Requirement 1: List every sentence of the paragraph numbered [26] in the judgment excerpt, in order.

Provided passage:
** START **

In the light of this judgment, which was in fact referred to by NUGENT J in the MM Construction case supra I am, with respect,unable to align myself with the comments of the learned Judge at 1311I - 1312A to the effect that there may be cases where the absence of one of the essential elements referred to in Chetty’s case will not necessarily be fatal to an application for rescission. On the other hand, the further comment of NUGENT J that where the two elements are present they are to be weighed together with other relevant factors in determining whether it would be fair and just to grant the application (which the learned Judge categorised as an “indulgence”, a description about which I have reservations) is in keeping with what was said in Chetty’s case.
[26] In Chetty’s case reference was made to the requirement that on the merits there should be a bona fide defence. In that case the applicant for rescission had been the respondent in an application against whom a default judgment had been given. In the present case the third respondent had been the applicant whose claim was dismissed on the basis of his default. The merits therefore relate to a bona fide claim. Precisely what was embraced in that claim is an aspect to which I will revert presently.

** END **

Records for the task:

** START **

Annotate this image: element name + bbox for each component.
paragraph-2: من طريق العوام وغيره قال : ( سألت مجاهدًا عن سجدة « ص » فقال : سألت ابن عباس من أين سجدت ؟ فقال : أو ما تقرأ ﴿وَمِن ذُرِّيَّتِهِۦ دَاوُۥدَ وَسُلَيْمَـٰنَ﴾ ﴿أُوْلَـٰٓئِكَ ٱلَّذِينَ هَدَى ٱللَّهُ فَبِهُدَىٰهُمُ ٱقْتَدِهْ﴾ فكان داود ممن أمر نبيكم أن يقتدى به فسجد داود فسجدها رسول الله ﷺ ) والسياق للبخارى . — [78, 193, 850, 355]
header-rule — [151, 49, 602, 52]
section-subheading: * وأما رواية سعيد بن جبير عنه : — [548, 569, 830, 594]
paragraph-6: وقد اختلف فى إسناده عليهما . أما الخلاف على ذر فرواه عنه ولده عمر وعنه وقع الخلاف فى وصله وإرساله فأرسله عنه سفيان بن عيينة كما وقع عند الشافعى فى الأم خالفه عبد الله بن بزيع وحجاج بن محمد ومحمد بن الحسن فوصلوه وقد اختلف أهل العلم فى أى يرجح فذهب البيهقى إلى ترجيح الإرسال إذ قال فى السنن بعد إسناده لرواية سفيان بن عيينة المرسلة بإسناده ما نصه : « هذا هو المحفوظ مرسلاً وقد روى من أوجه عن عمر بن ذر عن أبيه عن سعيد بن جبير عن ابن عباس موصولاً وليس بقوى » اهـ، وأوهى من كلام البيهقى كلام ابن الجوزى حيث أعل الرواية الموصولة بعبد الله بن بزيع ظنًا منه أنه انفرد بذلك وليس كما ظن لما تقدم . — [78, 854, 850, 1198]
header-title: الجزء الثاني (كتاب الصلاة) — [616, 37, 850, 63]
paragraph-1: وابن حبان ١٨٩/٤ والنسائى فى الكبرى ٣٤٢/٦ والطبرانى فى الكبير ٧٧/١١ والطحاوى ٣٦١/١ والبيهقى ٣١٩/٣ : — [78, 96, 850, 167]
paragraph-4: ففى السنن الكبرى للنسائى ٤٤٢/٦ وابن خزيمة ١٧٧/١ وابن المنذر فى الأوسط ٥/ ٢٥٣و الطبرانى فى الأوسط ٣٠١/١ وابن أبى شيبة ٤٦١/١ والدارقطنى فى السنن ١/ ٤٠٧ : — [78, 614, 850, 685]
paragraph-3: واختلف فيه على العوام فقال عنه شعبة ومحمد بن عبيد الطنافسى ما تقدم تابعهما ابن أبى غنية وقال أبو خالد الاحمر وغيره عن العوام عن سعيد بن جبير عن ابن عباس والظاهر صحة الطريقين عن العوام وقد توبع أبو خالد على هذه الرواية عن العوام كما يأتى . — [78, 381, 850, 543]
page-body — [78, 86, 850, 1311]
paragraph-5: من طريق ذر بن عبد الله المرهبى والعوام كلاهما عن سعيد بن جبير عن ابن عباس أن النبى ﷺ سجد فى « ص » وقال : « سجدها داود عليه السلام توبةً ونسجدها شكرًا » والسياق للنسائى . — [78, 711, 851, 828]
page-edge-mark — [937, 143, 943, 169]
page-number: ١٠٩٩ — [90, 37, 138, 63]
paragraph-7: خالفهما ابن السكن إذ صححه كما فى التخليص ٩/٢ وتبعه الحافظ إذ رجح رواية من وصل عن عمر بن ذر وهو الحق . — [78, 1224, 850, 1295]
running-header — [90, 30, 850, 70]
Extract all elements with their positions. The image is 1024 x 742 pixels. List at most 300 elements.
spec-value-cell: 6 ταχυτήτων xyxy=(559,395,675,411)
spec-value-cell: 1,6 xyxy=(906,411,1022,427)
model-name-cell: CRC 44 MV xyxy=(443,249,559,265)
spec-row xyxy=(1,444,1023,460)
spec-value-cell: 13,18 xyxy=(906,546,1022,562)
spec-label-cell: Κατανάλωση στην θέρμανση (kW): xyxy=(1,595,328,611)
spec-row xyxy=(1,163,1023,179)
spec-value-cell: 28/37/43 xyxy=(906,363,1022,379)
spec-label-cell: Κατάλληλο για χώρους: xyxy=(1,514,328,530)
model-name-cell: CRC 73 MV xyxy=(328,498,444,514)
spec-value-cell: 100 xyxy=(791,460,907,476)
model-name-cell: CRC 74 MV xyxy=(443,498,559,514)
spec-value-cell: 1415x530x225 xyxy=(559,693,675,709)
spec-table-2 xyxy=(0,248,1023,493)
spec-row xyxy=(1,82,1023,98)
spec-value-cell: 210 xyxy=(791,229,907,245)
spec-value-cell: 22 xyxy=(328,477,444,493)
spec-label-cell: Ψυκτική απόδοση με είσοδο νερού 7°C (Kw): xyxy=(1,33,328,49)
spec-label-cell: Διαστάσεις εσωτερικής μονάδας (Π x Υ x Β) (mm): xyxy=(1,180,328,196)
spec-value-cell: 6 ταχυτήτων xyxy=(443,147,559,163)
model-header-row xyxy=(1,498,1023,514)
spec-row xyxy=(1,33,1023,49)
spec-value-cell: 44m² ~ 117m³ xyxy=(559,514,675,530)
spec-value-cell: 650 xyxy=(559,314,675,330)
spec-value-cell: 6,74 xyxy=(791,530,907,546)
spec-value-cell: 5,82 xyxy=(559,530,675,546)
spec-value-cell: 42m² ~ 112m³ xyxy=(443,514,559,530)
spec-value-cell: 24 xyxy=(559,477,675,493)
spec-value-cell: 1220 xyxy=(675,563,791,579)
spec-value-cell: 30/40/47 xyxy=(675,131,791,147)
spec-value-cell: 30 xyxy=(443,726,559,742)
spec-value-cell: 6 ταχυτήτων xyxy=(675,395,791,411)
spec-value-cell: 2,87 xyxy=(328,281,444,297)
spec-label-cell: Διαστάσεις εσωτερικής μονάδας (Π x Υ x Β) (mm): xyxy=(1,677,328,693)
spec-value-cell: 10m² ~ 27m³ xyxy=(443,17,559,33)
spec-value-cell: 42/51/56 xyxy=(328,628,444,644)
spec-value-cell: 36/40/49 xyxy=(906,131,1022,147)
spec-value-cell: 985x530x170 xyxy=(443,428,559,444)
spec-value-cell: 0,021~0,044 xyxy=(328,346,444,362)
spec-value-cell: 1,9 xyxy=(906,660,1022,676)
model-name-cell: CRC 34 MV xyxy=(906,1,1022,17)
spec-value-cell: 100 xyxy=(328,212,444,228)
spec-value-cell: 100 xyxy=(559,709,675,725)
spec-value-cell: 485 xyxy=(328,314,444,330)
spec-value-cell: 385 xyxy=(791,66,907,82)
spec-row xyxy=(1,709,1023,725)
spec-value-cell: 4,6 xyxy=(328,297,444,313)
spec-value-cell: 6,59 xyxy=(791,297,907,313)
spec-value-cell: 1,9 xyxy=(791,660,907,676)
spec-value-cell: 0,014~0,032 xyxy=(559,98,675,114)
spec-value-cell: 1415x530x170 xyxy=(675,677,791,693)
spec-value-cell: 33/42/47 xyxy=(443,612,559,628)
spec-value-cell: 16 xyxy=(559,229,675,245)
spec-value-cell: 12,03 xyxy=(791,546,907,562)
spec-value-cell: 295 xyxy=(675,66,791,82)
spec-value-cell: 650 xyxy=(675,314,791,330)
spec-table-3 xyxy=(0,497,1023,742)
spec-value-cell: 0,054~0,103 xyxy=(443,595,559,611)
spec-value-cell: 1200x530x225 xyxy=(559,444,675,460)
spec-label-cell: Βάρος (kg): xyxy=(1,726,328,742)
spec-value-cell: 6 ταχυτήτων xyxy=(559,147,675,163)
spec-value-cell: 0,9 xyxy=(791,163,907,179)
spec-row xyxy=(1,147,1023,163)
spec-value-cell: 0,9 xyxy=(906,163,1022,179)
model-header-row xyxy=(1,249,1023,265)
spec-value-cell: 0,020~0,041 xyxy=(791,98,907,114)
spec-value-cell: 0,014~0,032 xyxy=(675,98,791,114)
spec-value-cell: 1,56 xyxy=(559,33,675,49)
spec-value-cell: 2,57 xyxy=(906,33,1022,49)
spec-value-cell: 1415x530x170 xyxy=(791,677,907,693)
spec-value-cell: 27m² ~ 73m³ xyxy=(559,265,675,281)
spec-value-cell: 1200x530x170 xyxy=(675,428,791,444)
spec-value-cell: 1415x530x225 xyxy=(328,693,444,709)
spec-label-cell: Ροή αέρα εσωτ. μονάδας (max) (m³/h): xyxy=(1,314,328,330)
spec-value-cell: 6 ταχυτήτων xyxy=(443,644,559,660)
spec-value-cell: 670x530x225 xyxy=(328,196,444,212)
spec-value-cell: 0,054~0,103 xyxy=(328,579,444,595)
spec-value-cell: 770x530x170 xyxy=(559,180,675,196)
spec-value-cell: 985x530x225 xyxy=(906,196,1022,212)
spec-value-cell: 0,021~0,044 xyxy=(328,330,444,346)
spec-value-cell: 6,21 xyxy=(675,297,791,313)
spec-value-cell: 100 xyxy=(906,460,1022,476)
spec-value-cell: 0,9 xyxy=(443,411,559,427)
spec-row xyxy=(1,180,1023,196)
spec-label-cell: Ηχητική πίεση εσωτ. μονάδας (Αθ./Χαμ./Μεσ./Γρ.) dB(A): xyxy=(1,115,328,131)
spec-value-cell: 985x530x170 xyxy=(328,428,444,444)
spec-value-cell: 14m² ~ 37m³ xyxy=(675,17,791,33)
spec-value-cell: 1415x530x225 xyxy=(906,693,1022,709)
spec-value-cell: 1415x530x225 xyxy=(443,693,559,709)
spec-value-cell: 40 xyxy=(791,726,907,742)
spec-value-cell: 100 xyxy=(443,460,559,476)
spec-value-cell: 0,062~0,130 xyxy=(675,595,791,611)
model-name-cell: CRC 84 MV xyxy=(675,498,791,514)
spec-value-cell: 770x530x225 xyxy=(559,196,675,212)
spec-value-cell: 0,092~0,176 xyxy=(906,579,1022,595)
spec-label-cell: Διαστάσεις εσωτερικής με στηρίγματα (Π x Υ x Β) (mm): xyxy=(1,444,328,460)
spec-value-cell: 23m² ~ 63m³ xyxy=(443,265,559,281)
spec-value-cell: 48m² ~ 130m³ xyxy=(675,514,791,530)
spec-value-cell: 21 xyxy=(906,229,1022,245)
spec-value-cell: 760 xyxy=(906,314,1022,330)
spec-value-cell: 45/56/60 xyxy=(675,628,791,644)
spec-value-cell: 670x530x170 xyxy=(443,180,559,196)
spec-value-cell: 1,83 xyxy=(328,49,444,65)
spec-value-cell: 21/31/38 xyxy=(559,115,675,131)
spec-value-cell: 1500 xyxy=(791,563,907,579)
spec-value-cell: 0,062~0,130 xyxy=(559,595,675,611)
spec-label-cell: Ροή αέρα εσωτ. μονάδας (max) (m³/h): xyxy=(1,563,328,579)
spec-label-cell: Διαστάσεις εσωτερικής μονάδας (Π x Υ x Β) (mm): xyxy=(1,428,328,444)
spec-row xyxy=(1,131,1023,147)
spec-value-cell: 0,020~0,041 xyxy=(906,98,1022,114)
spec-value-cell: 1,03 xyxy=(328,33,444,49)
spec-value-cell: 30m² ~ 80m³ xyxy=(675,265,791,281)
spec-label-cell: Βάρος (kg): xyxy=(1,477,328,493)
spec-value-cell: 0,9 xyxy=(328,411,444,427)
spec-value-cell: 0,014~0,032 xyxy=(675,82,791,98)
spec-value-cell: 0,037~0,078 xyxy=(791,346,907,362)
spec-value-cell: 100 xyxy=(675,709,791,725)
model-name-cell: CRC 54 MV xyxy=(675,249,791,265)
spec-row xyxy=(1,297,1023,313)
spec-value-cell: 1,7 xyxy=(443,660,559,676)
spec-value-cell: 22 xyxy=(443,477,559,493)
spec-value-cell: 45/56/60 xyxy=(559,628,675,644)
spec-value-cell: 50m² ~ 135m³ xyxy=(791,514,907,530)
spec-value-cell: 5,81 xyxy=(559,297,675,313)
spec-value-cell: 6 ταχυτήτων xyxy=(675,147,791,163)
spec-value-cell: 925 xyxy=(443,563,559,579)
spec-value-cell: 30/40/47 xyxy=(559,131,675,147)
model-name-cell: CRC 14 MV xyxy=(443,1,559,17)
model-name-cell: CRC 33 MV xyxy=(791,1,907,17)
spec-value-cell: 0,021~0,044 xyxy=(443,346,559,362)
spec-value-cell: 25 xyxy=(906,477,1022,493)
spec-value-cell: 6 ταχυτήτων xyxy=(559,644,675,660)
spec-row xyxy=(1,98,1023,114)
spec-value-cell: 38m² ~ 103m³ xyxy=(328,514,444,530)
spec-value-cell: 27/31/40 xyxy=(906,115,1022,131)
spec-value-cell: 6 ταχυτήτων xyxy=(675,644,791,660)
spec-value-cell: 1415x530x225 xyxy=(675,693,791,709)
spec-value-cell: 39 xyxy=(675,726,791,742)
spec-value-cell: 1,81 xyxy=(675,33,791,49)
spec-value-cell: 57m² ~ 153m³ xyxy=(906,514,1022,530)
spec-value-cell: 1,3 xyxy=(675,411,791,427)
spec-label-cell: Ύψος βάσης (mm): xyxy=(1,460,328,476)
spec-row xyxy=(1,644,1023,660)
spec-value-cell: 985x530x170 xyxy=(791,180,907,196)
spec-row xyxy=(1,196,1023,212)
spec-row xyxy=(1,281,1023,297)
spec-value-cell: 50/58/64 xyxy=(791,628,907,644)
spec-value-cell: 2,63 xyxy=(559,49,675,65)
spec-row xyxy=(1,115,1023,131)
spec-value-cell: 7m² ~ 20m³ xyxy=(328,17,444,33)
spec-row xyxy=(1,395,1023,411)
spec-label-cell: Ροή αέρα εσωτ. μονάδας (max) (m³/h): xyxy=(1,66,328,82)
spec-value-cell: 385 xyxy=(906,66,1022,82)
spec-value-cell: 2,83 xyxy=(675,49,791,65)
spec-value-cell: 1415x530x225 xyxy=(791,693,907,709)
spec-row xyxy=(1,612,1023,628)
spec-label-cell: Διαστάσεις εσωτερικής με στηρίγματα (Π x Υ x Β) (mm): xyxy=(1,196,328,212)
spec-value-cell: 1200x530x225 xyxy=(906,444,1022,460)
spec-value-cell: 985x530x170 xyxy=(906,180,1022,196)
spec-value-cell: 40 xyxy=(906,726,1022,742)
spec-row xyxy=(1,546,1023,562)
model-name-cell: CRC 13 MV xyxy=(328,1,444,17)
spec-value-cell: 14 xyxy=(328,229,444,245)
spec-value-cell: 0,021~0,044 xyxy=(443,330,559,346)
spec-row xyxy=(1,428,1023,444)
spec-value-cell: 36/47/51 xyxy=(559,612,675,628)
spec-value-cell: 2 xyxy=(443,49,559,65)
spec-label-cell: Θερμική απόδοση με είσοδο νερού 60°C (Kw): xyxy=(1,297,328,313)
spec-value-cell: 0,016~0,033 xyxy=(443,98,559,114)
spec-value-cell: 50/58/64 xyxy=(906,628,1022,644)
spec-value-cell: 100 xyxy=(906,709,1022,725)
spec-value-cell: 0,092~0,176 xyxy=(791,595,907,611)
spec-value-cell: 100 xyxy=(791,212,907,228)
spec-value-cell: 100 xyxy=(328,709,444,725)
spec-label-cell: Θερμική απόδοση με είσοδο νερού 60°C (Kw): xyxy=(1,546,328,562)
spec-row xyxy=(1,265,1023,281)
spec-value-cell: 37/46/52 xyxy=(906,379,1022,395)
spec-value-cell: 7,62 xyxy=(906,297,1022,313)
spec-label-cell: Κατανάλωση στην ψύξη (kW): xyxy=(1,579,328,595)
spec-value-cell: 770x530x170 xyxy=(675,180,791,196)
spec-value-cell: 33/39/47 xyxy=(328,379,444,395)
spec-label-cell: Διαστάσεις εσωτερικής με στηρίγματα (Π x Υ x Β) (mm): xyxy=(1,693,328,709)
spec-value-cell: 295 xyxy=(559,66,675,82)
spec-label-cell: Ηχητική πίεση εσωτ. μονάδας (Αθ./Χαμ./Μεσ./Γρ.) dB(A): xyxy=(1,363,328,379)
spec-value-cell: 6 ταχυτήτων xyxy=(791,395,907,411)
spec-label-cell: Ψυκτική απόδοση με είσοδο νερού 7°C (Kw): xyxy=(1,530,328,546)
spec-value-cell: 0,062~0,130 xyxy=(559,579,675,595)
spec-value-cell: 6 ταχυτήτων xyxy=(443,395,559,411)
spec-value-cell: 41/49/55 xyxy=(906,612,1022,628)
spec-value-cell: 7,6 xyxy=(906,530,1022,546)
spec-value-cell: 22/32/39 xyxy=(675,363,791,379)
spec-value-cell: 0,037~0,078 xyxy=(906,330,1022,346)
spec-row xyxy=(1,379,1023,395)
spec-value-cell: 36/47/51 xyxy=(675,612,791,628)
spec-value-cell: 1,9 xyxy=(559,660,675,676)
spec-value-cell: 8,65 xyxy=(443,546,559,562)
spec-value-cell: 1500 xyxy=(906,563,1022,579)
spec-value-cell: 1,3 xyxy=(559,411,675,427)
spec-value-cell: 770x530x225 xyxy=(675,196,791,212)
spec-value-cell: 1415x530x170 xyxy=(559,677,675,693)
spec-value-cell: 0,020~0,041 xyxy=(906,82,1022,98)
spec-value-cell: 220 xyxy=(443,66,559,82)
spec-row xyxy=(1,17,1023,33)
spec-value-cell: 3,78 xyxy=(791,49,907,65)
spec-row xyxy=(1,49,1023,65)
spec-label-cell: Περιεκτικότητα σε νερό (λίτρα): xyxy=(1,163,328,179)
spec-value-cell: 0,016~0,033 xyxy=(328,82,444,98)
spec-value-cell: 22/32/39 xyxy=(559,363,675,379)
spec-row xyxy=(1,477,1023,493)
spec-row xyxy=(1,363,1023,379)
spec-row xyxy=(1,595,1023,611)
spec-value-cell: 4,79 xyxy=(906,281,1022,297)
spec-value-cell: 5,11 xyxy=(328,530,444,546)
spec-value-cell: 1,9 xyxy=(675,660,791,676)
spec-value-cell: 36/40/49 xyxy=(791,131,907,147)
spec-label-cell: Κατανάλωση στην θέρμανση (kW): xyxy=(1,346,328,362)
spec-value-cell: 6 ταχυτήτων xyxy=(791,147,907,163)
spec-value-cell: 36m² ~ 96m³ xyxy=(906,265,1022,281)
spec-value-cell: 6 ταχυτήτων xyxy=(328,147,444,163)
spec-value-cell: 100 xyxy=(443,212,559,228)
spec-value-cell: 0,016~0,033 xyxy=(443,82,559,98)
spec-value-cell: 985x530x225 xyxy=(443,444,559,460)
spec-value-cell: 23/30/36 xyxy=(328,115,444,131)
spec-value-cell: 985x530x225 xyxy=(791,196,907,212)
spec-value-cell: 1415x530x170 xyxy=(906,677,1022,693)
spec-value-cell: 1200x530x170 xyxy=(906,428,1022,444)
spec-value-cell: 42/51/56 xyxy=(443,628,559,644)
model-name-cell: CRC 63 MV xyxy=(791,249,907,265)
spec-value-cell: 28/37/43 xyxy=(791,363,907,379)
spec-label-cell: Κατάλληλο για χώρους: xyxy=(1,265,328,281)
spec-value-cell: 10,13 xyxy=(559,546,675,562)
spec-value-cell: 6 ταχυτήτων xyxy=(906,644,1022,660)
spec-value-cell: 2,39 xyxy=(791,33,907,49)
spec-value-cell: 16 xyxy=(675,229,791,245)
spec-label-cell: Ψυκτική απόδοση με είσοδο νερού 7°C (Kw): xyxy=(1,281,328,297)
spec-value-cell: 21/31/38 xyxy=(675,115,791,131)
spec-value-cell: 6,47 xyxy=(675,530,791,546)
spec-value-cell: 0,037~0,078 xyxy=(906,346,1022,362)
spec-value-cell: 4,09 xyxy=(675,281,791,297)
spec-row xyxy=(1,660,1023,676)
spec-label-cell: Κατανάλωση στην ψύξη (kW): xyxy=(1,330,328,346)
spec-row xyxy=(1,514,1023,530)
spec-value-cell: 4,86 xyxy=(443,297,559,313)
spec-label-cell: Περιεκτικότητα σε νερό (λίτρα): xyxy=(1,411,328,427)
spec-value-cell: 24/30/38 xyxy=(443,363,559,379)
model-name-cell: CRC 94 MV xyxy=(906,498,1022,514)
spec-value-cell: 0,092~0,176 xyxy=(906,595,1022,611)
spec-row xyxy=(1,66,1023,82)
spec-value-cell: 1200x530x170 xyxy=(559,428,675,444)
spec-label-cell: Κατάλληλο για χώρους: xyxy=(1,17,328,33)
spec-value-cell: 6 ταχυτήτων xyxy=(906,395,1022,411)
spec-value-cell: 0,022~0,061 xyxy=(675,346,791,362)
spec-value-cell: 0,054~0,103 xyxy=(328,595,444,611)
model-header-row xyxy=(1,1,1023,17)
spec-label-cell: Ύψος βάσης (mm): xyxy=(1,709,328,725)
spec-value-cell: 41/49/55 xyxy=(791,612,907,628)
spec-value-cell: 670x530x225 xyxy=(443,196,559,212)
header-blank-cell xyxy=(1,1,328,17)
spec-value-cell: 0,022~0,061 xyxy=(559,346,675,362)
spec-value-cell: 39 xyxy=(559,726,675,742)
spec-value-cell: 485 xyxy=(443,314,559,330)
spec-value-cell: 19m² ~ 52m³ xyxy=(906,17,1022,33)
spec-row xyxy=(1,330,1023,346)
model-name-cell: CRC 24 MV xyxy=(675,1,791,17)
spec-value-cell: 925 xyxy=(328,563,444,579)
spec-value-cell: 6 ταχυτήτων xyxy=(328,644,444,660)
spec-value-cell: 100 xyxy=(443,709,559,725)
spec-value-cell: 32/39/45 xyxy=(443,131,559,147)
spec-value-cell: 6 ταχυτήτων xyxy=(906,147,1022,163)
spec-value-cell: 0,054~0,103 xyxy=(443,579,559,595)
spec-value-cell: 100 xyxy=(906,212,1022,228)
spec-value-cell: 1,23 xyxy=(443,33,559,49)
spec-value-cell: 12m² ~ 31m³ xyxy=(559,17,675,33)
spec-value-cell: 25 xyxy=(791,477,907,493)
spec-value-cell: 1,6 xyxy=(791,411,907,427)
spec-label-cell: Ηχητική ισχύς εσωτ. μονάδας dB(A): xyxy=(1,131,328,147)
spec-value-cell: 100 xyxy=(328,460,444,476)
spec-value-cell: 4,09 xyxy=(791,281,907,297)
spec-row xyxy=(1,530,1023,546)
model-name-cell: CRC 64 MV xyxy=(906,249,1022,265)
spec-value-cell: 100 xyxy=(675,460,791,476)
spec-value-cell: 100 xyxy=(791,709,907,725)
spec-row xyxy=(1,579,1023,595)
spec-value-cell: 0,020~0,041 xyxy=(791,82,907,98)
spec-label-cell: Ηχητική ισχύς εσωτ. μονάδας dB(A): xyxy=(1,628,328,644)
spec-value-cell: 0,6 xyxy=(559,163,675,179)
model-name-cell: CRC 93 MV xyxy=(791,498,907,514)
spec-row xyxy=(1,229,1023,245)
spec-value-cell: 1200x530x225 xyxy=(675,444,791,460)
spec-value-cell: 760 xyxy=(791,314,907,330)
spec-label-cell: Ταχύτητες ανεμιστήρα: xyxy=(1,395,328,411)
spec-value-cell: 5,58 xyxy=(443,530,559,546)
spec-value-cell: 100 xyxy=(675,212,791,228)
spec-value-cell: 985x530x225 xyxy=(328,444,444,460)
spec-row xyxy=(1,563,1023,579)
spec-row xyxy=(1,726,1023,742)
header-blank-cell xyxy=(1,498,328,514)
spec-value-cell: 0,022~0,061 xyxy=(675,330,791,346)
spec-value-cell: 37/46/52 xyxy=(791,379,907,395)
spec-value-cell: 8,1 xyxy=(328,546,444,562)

** END **

Requirement 2: Rewrite the records from the first line through the line containing "section-subheading: * وأما", with "header-rule" changed to "horizontal-rule" and everything else left as it is. Return only those lines.

Right answer 1:
1. In Chetty’s case reference was made to the requirement that on the merits there should be a bona fide defence.
2. In that case the applicant for rescission had been the respondent in an application against whom a default judgment had been given.
3. In the present case the third respondent had been the applicant whose claim was dismissed on the basis of his default.
4. The merits therefore relate to a bona fide claim.
5. Precisely what was embraced in that claim is an aspect to which I will revert presently.

Right answer 2:
Annotate this image: element name + bbox for each component.
paragraph-2: من طريق العوام وغيره قال : ( سألت مجاهدًا عن سجدة « ص » فقال : سألت ابن عباس من أين سجدت ؟ فقال : أو ما تقرأ ﴿وَمِن ذُرِّيَّتِهِۦ دَاوُۥدَ وَسُلَيْمَـٰنَ﴾ ﴿أُوْلَـٰٓئِكَ ٱلَّذِينَ هَدَى ٱللَّهُ فَبِهُدَىٰهُمُ ٱقْتَدِهْ﴾ فكان داود ممن أمر نبيكم أن يقتدى به فسجد داود فسجدها رسول الله ﷺ ) والسياق للبخارى . — [78, 193, 850, 355]
horizontal-rule — [151, 49, 602, 52]
section-subheading: * وأما رواية سعيد بن جبير عنه : — [548, 569, 830, 594]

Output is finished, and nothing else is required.